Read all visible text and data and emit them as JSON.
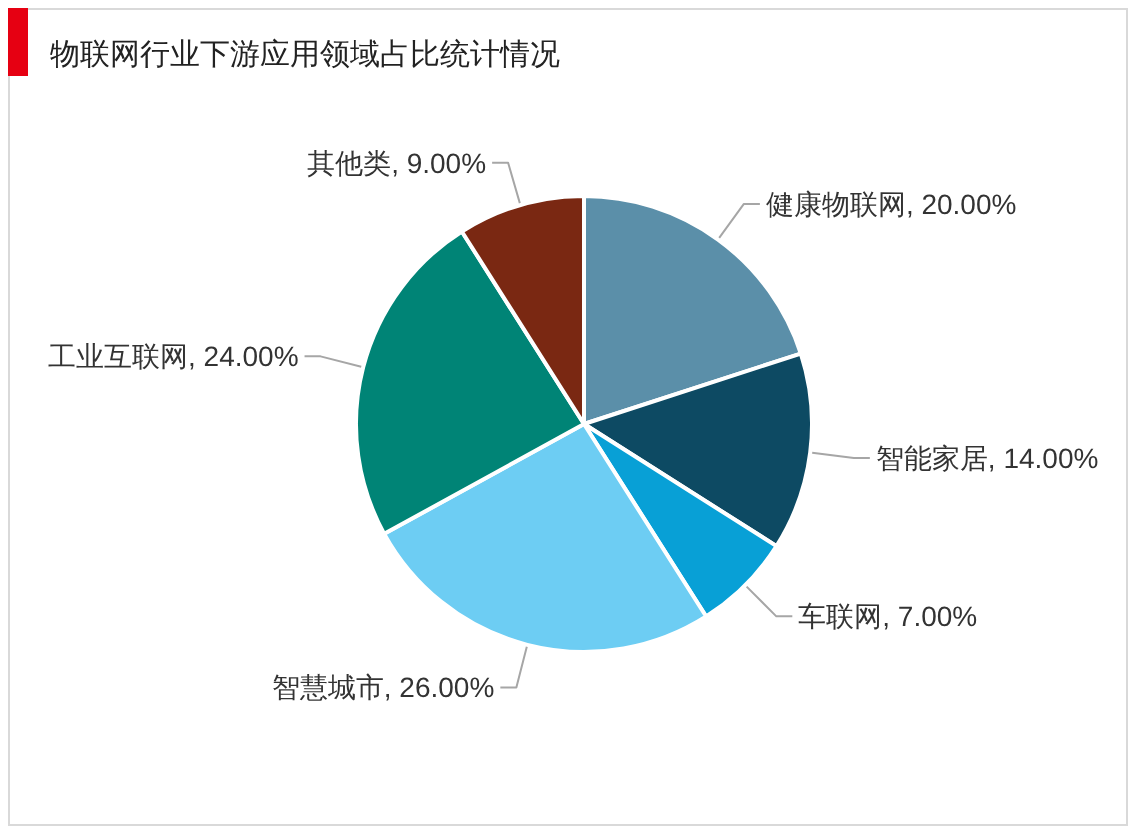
{
  "chart_data": {
    "type": "pie",
    "title": "物联网行业下游应用领域占比统计情况",
    "categories": [
      "健康物联网",
      "智能家居",
      "车联网",
      "智慧城市",
      "工业互联网",
      "其他类"
    ],
    "values": [
      20,
      14,
      7,
      26,
      24,
      9
    ],
    "colors": [
      "#5b8fa9",
      "#0d4a63",
      "#08a0d6",
      "#6dcdf3",
      "#008476",
      "#7a2812"
    ],
    "value_labels": [
      "20.00%",
      "14.00%",
      "7.00%",
      "26.00%",
      "24.00%",
      "9.00%"
    ]
  }
}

=-=-=

*GIVEN INSTRUCTION*. The records above must be echoed exactly, minus their pictures.

*RESPONSE FOR THIS EXERCISE*.
Read all visible text and data and emit them as JSON.
{
  "chart_data": {
    "type": "pie",
    "title": "物联网行业下游应用领域占比统计情况",
    "categories": [
      "健康物联网",
      "智能家居",
      "车联网",
      "智慧城市",
      "工业互联网",
      "其他类"
    ],
    "values": [
      20,
      14,
      7,
      26,
      24,
      9
    ],
    "colors": [
      "#5b8fa9",
      "#0d4a63",
      "#08a0d6",
      "#6dcdf3",
      "#008476",
      "#7a2812"
    ],
    "value_labels": [
      "20.00%",
      "14.00%",
      "7.00%",
      "26.00%",
      "24.00%",
      "9.00%"
    ]
  }
}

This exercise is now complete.